#### [What you are asked to do]
Search the data below for "main"; list each line that holds it.

(Entries supplied begins)

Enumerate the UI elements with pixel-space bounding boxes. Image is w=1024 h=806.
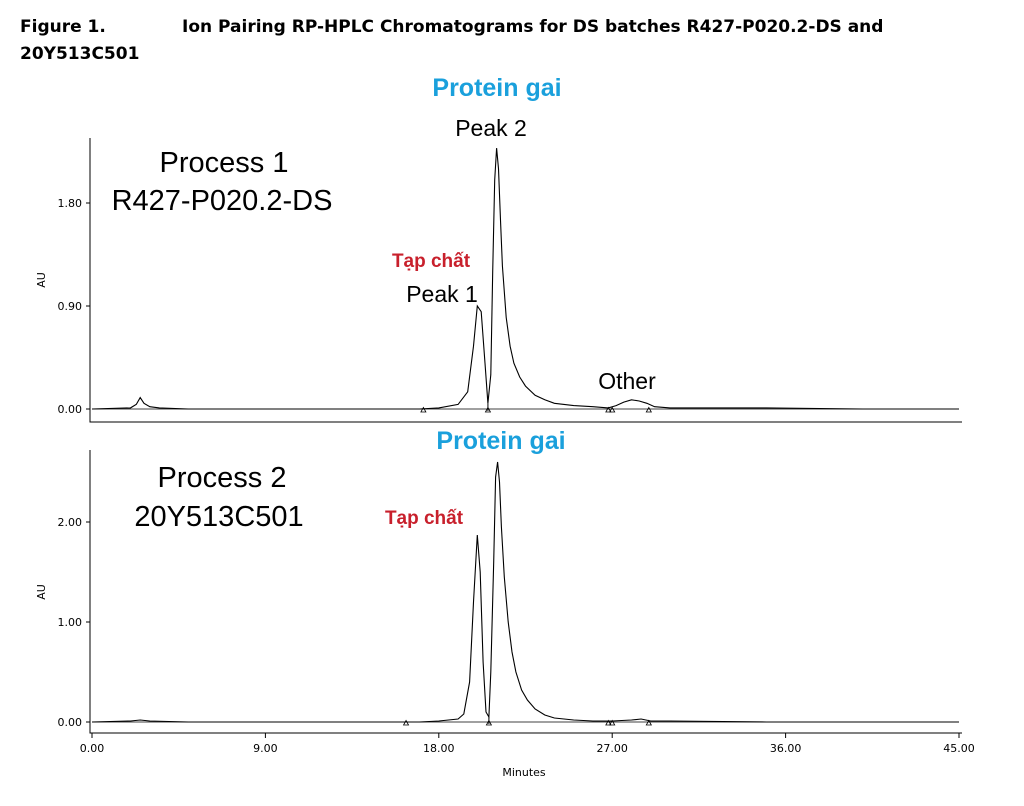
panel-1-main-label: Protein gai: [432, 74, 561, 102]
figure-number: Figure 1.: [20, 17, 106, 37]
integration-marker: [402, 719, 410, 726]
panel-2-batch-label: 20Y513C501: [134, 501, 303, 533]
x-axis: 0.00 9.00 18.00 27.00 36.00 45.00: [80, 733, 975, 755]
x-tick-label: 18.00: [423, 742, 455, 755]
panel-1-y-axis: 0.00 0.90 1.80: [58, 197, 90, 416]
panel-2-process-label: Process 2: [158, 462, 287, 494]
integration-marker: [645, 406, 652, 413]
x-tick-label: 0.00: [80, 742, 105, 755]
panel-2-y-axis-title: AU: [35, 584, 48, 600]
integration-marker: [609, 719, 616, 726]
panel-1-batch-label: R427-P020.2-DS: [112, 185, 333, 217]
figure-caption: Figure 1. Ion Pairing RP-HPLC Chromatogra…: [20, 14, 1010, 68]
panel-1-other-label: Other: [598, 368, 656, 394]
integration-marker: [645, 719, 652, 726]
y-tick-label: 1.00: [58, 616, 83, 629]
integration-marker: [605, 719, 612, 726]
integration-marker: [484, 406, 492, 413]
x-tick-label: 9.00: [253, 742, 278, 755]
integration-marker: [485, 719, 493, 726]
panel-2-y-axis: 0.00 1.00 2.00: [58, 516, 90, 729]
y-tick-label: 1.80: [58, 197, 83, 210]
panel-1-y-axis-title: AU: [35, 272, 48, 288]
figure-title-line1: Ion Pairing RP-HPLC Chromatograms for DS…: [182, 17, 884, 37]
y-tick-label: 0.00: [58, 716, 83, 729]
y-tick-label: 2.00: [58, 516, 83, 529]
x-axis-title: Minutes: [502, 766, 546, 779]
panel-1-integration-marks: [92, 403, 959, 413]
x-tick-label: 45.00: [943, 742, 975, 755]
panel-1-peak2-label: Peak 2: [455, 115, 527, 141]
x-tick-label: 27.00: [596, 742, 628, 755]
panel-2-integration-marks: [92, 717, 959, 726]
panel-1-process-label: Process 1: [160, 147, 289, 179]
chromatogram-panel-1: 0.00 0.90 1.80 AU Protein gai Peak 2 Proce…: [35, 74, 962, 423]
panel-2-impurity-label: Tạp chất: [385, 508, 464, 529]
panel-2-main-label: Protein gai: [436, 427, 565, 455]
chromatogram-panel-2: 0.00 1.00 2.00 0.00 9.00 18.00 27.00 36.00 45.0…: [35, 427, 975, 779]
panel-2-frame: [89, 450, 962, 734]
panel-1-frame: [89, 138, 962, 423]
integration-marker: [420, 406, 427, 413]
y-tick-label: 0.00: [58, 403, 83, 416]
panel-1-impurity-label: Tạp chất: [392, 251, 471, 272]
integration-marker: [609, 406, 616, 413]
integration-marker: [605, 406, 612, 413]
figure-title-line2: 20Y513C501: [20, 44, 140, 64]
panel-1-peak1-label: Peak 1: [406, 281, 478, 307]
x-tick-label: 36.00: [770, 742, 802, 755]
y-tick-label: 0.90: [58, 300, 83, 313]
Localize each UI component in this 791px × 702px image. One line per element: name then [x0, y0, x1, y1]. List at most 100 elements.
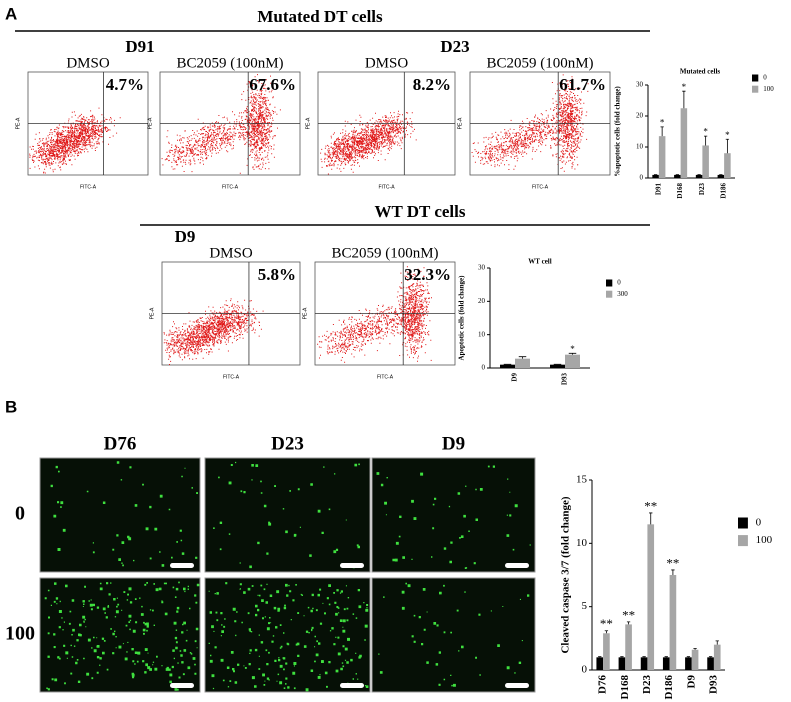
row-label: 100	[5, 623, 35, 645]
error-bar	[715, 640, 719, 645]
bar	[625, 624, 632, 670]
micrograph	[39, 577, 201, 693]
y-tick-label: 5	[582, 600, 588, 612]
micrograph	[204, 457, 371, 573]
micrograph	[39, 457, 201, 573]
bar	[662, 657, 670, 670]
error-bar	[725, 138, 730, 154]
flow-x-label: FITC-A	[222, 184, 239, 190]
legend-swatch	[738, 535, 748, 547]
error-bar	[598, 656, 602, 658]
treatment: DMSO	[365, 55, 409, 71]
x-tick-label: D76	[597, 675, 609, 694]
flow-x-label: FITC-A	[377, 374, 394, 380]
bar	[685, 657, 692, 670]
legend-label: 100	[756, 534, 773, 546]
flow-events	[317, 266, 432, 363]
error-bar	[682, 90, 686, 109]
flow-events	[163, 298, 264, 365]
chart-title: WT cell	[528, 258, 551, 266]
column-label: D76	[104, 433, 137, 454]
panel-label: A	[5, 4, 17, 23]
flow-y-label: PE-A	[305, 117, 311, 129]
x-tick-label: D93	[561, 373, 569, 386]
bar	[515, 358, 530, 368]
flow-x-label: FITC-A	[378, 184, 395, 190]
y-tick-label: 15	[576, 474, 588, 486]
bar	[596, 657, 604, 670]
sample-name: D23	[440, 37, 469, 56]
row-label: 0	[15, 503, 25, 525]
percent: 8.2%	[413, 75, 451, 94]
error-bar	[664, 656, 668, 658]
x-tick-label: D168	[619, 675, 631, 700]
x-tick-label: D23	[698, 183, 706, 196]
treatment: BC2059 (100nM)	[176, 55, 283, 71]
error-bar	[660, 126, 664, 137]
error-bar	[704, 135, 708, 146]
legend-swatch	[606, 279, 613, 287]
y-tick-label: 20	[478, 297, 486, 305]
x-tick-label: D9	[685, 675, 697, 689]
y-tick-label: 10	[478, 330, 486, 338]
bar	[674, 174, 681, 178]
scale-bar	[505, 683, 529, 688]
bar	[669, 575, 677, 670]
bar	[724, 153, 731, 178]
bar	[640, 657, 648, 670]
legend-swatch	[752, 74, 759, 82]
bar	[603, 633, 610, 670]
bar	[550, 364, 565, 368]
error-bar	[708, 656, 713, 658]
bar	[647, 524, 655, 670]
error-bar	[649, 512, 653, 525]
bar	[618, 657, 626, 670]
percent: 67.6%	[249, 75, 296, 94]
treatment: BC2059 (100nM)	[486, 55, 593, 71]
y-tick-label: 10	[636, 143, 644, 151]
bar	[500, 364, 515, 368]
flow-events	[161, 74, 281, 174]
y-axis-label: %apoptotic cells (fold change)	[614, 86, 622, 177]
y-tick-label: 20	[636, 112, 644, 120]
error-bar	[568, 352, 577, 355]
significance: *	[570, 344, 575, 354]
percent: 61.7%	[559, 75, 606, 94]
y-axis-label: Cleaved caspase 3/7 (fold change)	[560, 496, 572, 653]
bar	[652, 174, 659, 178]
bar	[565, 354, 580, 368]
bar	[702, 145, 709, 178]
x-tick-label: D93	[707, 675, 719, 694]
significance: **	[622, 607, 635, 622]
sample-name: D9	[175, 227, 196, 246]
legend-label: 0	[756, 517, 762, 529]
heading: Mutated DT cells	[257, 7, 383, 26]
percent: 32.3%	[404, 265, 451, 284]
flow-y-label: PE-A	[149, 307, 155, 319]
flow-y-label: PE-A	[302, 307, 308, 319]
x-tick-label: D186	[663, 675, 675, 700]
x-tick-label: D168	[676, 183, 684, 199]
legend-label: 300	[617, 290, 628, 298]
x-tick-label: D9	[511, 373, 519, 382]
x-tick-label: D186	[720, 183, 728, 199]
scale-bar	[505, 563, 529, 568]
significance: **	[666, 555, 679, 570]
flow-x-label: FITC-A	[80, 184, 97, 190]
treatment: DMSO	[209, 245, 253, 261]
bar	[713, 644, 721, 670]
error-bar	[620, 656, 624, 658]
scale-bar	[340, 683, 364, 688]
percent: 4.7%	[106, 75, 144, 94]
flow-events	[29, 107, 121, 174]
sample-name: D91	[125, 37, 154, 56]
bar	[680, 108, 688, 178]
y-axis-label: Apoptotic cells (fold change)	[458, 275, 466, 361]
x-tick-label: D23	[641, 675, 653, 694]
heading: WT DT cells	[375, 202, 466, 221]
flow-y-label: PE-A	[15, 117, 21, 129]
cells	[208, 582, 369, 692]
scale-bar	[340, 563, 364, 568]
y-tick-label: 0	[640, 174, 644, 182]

(Entries supplied ends)

#### [Answer for this exercise]
panel-1-main-label: Protein gai: [432, 74, 561, 102]
panel-2-main-label: Protein gai: [436, 427, 565, 455]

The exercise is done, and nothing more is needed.